In one corner is the superstar modern athlete, the closest thing one finds today to a Roman Emperor, except without the responsibilities or risk of assassination. Tens of thousands cheer him at mass rallies. Children adorn their clothing with his name. (Hey, where's my "CALIGULA 44" Starter jersey?) Like Nero, he foists his art on an unsuspecting and indifferent public. He devotes his leisure to sexual excesses at which Tiberius would have blushed.I have never been able to understand this obsession with turning athletes into "role models." Roman emperors were quite conscious of their important roles, and were supposed to be role models. If they didn't uphold certain standards, they were often assassinated, and their bodies thrown into the Tiber.The superstar athlete has been surrounded since early adolescence with sycophants, handlers, agents, and coaches, all imparting the single message that, so long as he performs on the field, everything else will be taken care of. Kobe was playing in the NBA at an age when most of us are staggering home, retching, from our first kegger. As with the emperors, being protected from all of the consequences of one's decisions is a bad character factory, turning ordinary people into brutes and marginal ones into criminals.
....The athlete, like the emperor, is bound by the law mostly in theory.
But these athletes have no such real responsibilities, so why on earth would anyone want them to be role models?
And why only certain athletes, anyway?
What is the logic of saying that if you can hit baseballs out of the ballpark, children should imitate you, but if, on the other hand, the balls you hit are only golfballs, there is no such duty at large? Basketball, football, and baseball seem to be particular favorites for the role model mafia. Professional wrestling? Horse racing? Swimming, bicycling, golf? Forget it!

Input:
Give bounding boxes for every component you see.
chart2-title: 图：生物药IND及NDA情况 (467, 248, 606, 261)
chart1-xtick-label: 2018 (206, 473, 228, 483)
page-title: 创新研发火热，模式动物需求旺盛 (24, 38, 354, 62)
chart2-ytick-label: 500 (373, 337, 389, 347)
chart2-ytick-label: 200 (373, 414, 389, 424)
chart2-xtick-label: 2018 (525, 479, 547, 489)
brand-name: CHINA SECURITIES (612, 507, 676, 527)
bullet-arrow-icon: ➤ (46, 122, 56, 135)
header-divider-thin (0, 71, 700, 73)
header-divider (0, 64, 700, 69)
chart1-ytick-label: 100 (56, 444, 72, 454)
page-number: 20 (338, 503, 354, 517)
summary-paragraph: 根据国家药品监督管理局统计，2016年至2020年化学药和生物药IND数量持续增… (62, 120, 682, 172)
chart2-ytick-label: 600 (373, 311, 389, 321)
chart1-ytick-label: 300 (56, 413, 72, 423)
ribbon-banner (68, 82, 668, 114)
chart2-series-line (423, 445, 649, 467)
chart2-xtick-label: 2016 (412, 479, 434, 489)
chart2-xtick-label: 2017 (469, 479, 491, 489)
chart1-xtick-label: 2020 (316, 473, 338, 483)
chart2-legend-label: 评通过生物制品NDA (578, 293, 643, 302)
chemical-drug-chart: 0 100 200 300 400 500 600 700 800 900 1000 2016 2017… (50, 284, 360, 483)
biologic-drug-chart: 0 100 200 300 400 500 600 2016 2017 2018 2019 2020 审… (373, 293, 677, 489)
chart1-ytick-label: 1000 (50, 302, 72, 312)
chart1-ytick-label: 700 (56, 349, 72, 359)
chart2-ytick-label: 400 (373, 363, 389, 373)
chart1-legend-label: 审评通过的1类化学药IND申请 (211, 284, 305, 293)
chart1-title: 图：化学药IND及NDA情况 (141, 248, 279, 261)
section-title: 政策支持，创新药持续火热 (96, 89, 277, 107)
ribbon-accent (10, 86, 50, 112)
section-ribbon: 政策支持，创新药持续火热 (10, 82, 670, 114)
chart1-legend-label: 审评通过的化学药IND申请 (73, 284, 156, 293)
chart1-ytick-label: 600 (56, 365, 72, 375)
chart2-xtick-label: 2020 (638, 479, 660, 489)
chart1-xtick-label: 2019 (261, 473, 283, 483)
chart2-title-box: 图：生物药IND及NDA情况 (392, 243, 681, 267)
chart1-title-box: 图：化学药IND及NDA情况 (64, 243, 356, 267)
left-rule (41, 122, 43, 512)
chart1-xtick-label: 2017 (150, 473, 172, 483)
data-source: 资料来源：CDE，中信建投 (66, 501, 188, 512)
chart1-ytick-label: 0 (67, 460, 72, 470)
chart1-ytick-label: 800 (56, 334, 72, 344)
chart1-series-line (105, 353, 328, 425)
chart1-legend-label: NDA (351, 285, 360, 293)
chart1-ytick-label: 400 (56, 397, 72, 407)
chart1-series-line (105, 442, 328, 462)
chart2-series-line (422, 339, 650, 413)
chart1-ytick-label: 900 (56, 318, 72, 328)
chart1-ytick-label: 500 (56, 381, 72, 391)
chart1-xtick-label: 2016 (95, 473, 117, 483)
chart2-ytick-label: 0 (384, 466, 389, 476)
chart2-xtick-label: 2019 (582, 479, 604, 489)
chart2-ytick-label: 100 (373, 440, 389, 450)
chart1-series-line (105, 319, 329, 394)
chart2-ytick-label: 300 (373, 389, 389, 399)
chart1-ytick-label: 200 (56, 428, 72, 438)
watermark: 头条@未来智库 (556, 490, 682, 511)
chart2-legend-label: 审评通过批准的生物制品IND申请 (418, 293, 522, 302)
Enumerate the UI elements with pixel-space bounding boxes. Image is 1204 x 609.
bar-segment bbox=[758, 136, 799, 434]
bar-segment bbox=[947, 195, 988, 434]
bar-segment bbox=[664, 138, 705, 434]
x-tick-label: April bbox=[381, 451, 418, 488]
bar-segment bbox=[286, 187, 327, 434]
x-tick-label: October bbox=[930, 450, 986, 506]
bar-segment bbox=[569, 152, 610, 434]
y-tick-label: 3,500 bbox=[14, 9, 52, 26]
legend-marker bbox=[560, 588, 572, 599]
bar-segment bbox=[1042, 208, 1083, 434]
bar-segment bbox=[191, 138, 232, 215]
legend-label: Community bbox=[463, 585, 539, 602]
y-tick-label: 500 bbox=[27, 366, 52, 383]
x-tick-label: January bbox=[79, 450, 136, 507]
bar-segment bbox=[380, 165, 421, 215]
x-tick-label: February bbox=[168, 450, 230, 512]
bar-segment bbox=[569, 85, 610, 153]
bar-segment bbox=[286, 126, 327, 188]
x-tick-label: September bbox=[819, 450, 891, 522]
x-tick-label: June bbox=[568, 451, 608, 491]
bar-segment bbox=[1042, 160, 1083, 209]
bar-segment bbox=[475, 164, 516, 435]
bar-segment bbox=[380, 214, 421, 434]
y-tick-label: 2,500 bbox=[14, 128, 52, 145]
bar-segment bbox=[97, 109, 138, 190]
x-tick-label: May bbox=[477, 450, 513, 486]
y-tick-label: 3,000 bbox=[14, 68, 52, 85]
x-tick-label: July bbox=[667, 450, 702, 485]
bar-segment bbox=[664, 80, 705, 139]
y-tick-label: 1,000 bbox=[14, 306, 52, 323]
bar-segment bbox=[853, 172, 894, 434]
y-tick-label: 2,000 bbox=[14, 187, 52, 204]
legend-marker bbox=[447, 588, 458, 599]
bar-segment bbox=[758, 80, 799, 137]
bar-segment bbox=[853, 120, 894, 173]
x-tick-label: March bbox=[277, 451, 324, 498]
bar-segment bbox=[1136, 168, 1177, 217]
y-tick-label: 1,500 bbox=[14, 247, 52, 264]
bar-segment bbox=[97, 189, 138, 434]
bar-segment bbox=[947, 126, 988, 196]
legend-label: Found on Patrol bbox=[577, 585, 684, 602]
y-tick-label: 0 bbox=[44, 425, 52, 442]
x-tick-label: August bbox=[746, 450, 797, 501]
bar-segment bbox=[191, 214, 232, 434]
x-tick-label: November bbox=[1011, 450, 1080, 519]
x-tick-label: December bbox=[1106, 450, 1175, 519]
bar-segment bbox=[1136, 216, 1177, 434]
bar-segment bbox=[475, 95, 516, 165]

Work to do:
• A. Answer these questions from the passage on athletes and emperors:
(i) What often happened to Roman emperors who did not uphold certain standards?
(ii) Which three sports does the passage call particular favorites for the role model mafia?
(iii) Who has surrounded the superstar athlete since early adolescence?
• B. Revise the part of the records that opens with the first line and closes with the line containing "chart1-xtick-label: 2020 (316, 473, 338, 483)". Replace "ytick-label" with "y-axis-label" and change nothing else.

Responses to the exercise:
• A.
(i) They were often assassinated, and their bodies were thrown into the Tiber.
(ii) Basketball, football, and baseball.
(iii) Sycophants, handlers, agents, and coaches.

• B.
Give bounding boxes for every component you see.
chart2-title: 图：生物药IND及NDA情况 (467, 248, 606, 261)
chart1-xtick-label: 2018 (206, 473, 228, 483)
page-title: 创新研发火热，模式动物需求旺盛 (24, 38, 354, 62)
chart2-y-axis-label: 500 (373, 337, 389, 347)
chart2-y-axis-label: 200 (373, 414, 389, 424)
chart2-xtick-label: 2018 (525, 479, 547, 489)
brand-name: CHINA SECURITIES (612, 507, 676, 527)
bullet-arrow-icon: ➤ (46, 122, 56, 135)
header-divider-thin (0, 71, 700, 73)
header-divider (0, 64, 700, 69)
chart1-y-axis-label: 100 (56, 444, 72, 454)
page-number: 20 (338, 503, 354, 517)
summary-paragraph: 根据国家药品监督管理局统计，2016年至2020年化学药和生物药IND数量持续增… (62, 120, 682, 172)
chart2-y-axis-label: 600 (373, 311, 389, 321)
chart1-y-axis-label: 300 (56, 413, 72, 423)
ribbon-banner (68, 82, 668, 114)
chart2-series-line (423, 445, 649, 467)
chart2-xtick-label: 2016 (412, 479, 434, 489)
chart2-xtick-label: 2017 (469, 479, 491, 489)
chart1-xtick-label: 2020 (316, 473, 338, 483)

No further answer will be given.